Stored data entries
################

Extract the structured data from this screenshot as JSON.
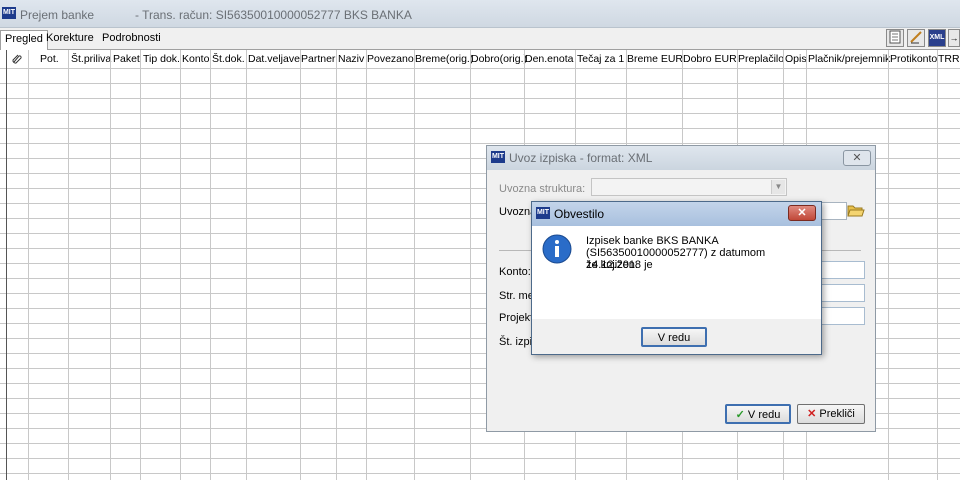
{
  "window": {
    "app_icon": "MIT",
    "title": "Prejem banke",
    "subtitle": "- Trans. račun: SI56350010000052777  BKS BANKA"
  },
  "tabs": [
    {
      "label": "Pregled",
      "active": true
    },
    {
      "label": "Korekture",
      "active": false
    },
    {
      "label": "Podrobnosti",
      "active": false
    }
  ],
  "toolbar": {
    "buttons": [
      {
        "icon": "page-icon"
      },
      {
        "icon": "edit-icon"
      },
      {
        "icon": "xml-icon",
        "label": "XML"
      },
      {
        "icon": "arrow-right-icon",
        "label": "→"
      }
    ]
  },
  "grid": {
    "columns": [
      "Pot.",
      "Št.priliva",
      "Paket",
      "Tip dok.",
      "Konto",
      "Št.dok.",
      "Dat.veljave",
      "Partner",
      "Naziv",
      "Povezano",
      "Breme(orig.)",
      "Dobro(orig.)",
      "Den.enota",
      "Tečaj za 1",
      "Breme EUR",
      "Dobro EUR",
      "Preplačilo",
      "Opis",
      "Plačnik/prejemnik",
      "Protikonto",
      "TRR"
    ],
    "attachment_icon": "paperclip-icon"
  },
  "import_dialog": {
    "title": "Uvoz izpiska - format: XML",
    "fields": {
      "struktura_label": "Uvozna struktura:",
      "uvozna_label": "Uvozna",
      "konto_label": "Konto:",
      "str_mes_label": "Str. mes",
      "projekt_label": "Projekt:",
      "st_izp_label": "Št. izpis"
    },
    "ok_label": "V redu",
    "cancel_label": "Prekliči"
  },
  "message_dialog": {
    "title": "Obvestilo",
    "message_line1": "Izpisek banke BKS BANKA",
    "message_line2": "(SI56350010000052777) z datumom 14.12.2018 je",
    "message_line3": "že knjižen.",
    "ok_label": "V redu",
    "icon": "info-icon"
  },
  "colors": {
    "close_red": "#c75050",
    "info_blue": "#1f5fbf",
    "title_active": "#a8c0de"
  }
}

################

**Task details:** Every record above must be given again exactly; drop the pictures.

**Task response:**
Extract the structured data from this screenshot as JSON.
{
  "window": {
    "app_icon": "MIT",
    "title": "Prejem banke",
    "subtitle": "- Trans. račun: SI56350010000052777  BKS BANKA"
  },
  "tabs": [
    {
      "label": "Pregled",
      "active": true
    },
    {
      "label": "Korekture",
      "active": false
    },
    {
      "label": "Podrobnosti",
      "active": false
    }
  ],
  "toolbar": {
    "buttons": [
      {
        "icon": "page-icon"
      },
      {
        "icon": "edit-icon"
      },
      {
        "icon": "xml-icon",
        "label": "XML"
      },
      {
        "icon": "arrow-right-icon",
        "label": "→"
      }
    ]
  },
  "grid": {
    "columns": [
      "Pot.",
      "Št.priliva",
      "Paket",
      "Tip dok.",
      "Konto",
      "Št.dok.",
      "Dat.veljave",
      "Partner",
      "Naziv",
      "Povezano",
      "Breme(orig.)",
      "Dobro(orig.)",
      "Den.enota",
      "Tečaj za 1",
      "Breme EUR",
      "Dobro EUR",
      "Preplačilo",
      "Opis",
      "Plačnik/prejemnik",
      "Protikonto",
      "TRR"
    ],
    "attachment_icon": "paperclip-icon"
  },
  "import_dialog": {
    "title": "Uvoz izpiska - format: XML",
    "fields": {
      "struktura_label": "Uvozna struktura:",
      "uvozna_label": "Uvozna",
      "konto_label": "Konto:",
      "str_mes_label": "Str. mes",
      "projekt_label": "Projekt:",
      "st_izp_label": "Št. izpis"
    },
    "ok_label": "V redu",
    "cancel_label": "Prekliči"
  },
  "message_dialog": {
    "title": "Obvestilo",
    "message_line1": "Izpisek banke BKS BANKA",
    "message_line2": "(SI56350010000052777) z datumom 14.12.2018 je",
    "message_line3": "že knjižen.",
    "ok_label": "V redu",
    "icon": "info-icon"
  },
  "colors": {
    "close_red": "#c75050",
    "info_blue": "#1f5fbf",
    "title_active": "#a8c0de"
  }
}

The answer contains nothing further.